+++ EXERCISE MATERIALS +++
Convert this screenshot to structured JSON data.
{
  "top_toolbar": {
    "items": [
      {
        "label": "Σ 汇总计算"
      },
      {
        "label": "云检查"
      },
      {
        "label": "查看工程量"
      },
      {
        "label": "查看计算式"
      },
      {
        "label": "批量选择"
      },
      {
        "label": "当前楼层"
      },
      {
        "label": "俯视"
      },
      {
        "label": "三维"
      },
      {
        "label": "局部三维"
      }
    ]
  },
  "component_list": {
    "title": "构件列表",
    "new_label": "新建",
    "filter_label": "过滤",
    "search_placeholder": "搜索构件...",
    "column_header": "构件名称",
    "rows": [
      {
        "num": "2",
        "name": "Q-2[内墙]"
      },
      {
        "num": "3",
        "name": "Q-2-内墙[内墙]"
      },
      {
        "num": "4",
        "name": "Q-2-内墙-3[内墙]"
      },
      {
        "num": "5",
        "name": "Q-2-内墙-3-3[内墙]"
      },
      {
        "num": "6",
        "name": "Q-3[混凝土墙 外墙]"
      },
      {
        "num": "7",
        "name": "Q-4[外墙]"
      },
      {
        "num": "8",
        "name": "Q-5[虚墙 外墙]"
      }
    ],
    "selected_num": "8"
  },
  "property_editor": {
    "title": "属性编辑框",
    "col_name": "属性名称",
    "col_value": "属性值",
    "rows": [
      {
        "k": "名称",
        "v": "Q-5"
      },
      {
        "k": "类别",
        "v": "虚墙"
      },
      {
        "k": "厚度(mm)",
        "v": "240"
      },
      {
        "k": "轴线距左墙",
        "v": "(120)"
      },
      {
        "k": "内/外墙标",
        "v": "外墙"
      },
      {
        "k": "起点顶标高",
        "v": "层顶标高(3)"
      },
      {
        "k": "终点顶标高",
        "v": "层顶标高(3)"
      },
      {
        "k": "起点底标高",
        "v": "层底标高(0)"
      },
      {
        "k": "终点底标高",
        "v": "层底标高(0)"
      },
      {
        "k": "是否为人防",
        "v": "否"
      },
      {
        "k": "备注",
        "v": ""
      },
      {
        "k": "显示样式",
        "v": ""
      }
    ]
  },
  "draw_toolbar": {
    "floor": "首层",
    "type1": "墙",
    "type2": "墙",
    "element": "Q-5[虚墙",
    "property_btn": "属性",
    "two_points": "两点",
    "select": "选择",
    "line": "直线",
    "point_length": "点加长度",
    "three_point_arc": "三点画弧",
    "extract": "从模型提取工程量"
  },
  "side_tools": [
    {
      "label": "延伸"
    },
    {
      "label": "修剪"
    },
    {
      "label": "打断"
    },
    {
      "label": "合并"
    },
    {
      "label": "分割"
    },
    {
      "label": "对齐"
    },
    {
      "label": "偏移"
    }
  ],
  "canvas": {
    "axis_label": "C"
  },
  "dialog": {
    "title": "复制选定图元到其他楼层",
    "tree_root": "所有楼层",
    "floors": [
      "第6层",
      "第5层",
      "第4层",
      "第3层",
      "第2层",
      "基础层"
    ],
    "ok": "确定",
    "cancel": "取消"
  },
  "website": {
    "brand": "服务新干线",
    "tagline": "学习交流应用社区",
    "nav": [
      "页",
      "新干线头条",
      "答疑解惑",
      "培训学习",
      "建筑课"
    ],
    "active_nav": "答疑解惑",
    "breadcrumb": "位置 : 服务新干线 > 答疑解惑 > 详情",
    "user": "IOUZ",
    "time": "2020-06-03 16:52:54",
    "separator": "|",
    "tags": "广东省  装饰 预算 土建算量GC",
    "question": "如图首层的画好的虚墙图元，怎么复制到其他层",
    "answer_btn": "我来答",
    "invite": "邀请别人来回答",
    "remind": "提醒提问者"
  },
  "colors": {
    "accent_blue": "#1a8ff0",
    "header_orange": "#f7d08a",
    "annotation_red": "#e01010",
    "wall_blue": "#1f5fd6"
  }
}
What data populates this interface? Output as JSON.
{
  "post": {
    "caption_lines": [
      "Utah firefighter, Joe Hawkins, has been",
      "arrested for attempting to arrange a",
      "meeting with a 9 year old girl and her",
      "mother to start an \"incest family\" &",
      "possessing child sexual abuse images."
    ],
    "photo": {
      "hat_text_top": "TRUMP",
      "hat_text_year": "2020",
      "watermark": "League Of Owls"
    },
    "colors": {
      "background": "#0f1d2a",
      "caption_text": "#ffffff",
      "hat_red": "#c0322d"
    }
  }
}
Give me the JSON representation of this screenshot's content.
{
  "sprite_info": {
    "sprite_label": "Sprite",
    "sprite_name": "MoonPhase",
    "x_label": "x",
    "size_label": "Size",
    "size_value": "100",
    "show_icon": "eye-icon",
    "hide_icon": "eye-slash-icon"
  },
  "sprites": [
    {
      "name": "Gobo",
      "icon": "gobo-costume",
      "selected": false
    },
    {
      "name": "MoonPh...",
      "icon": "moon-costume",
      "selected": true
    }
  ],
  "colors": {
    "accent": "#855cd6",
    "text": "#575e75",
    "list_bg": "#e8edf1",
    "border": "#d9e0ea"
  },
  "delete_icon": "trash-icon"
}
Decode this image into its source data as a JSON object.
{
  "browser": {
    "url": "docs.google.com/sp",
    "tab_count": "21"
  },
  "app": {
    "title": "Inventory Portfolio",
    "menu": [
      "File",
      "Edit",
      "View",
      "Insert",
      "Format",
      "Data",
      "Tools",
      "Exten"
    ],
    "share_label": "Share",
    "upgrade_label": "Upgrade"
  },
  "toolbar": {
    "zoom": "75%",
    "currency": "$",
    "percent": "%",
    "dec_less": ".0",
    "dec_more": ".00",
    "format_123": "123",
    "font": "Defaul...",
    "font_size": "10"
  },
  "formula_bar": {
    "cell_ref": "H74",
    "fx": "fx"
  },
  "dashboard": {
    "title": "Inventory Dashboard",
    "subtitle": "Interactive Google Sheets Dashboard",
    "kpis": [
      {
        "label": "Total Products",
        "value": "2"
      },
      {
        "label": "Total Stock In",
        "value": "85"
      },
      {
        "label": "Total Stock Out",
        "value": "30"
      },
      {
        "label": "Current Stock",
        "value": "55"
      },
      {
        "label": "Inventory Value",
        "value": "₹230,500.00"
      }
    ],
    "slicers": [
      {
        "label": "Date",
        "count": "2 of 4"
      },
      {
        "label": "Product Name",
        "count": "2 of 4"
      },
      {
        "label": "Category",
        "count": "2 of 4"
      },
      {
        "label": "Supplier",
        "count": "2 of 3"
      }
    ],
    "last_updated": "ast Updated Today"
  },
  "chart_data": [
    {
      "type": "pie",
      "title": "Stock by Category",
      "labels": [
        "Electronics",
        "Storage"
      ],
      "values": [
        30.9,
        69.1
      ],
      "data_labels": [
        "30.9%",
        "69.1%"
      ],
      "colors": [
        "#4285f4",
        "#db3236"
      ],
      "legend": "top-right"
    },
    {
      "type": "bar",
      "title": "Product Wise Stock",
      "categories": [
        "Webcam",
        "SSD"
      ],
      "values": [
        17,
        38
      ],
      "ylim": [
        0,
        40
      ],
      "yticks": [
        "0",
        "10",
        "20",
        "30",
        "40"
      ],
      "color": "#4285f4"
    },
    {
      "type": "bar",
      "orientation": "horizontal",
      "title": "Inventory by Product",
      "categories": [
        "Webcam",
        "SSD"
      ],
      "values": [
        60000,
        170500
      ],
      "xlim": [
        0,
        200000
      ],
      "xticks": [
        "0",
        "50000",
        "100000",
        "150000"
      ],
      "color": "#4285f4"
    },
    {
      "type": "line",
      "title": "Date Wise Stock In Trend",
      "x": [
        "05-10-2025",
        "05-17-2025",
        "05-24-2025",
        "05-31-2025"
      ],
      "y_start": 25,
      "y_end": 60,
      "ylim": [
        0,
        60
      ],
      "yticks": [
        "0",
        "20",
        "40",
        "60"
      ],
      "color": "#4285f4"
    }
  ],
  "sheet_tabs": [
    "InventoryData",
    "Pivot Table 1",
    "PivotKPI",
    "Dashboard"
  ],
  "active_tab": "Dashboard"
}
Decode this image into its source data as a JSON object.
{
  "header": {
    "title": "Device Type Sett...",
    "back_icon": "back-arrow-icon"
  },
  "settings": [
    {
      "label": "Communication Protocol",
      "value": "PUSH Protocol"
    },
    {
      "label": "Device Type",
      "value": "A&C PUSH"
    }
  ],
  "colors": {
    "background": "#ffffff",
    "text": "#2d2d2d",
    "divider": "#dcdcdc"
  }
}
+++
▶ [WRITTEN REQUEST] Gather and copy every line of the data in which the string "this" is found.

▶ [CORRECT RESULT]
Convert this screenshot to structured JSON data.
What data populates this interface? Output as JSON.
Give me the JSON representation of this screenshot's content.
Decode this image into its source data as a JSON object.
Decode this image into its source data as a JSON object.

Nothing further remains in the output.